-- begin --
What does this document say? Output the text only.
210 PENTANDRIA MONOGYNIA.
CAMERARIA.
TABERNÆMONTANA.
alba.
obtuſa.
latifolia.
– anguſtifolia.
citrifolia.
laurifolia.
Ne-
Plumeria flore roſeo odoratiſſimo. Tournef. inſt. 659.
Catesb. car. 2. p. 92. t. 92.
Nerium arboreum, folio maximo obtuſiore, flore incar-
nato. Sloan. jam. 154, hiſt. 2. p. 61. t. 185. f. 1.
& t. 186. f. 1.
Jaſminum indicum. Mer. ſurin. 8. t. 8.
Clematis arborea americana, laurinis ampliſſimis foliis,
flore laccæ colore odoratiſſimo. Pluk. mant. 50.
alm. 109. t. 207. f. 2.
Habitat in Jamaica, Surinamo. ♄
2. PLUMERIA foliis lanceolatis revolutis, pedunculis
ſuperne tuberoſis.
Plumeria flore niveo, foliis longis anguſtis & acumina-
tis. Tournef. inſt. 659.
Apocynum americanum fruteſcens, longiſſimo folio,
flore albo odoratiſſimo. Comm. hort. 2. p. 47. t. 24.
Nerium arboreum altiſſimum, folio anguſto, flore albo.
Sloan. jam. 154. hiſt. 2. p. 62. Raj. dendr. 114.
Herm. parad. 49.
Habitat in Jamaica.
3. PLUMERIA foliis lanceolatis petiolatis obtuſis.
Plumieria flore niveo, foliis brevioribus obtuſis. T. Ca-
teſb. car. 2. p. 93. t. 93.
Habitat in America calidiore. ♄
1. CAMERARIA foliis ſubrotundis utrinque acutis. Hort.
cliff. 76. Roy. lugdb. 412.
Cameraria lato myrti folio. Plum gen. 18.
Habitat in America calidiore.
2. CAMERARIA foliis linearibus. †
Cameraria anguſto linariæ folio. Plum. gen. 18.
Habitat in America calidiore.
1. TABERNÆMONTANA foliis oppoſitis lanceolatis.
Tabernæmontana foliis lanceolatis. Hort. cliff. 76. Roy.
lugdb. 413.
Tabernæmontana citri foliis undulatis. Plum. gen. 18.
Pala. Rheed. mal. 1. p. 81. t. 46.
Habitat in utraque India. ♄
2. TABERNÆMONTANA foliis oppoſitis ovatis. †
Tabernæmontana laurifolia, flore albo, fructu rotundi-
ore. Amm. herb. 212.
-- end --
▶ [Exercise] Reproduce all data above, unchanged.

▶ [Output for this task]
What does this document say? Output the text only.
210 PENTANDRIA MONOGYNIA.
CAMERARIA.
TABERNÆMONTANA.
alba.
obtuſa.
latifolia.
– anguſtifolia.
citrifolia.
laurifolia.
Ne-
Plumeria flore roſeo odoratiſſimo. Tournef. inſt. 659.
Catesb. car. 2. p. 92. t. 92.
Nerium arboreum, folio maximo obtuſiore, flore incar-
nato. Sloan. jam. 154, hiſt. 2. p. 61. t. 185. f. 1.
& t. 186. f. 1.
Jaſminum indicum. Mer. ſurin. 8. t. 8.
Clematis arborea americana, laurinis ampliſſimis foliis,
flore laccæ colore odoratiſſimo. Pluk. mant. 50.
alm. 109. t. 207. f. 2.
Habitat in Jamaica, Surinamo. ♄
2. PLUMERIA foliis lanceolatis revolutis, pedunculis
ſuperne tuberoſis.
Plumeria flore niveo, foliis longis anguſtis & acumina-
tis. Tournef. inſt. 659.
Apocynum americanum fruteſcens, longiſſimo folio,
flore albo odoratiſſimo. Comm. hort. 2. p. 47. t. 24.
Nerium arboreum altiſſimum, folio anguſto, flore albo.
Sloan. jam. 154. hiſt. 2. p. 62. Raj. dendr. 114.
Herm. parad. 49.
Habitat in Jamaica.
3. PLUMERIA foliis lanceolatis petiolatis obtuſis.
Plumieria flore niveo, foliis brevioribus obtuſis. T. Ca-
teſb. car. 2. p. 93. t. 93.
Habitat in America calidiore. ♄
1. CAMERARIA foliis ſubrotundis utrinque acutis. Hort.
cliff. 76. Roy. lugdb. 412.
Cameraria lato myrti folio. Plum gen. 18.
Habitat in America calidiore.
2. CAMERARIA foliis linearibus. †
Cameraria anguſto linariæ folio. Plum. gen. 18.
Habitat in America calidiore.
1. TABERNÆMONTANA foliis oppoſitis lanceolatis.
Tabernæmontana foliis lanceolatis. Hort. cliff. 76. Roy.
lugdb. 413.
Tabernæmontana citri foliis undulatis. Plum. gen. 18.
Pala. Rheed. mal. 1. p. 81. t. 46.
Habitat in utraque India. ♄
2. TABERNÆMONTANA foliis oppoſitis ovatis. †
Tabernæmontana laurifolia, flore albo, fructu rotundi-
ore. Amm. herb. 212.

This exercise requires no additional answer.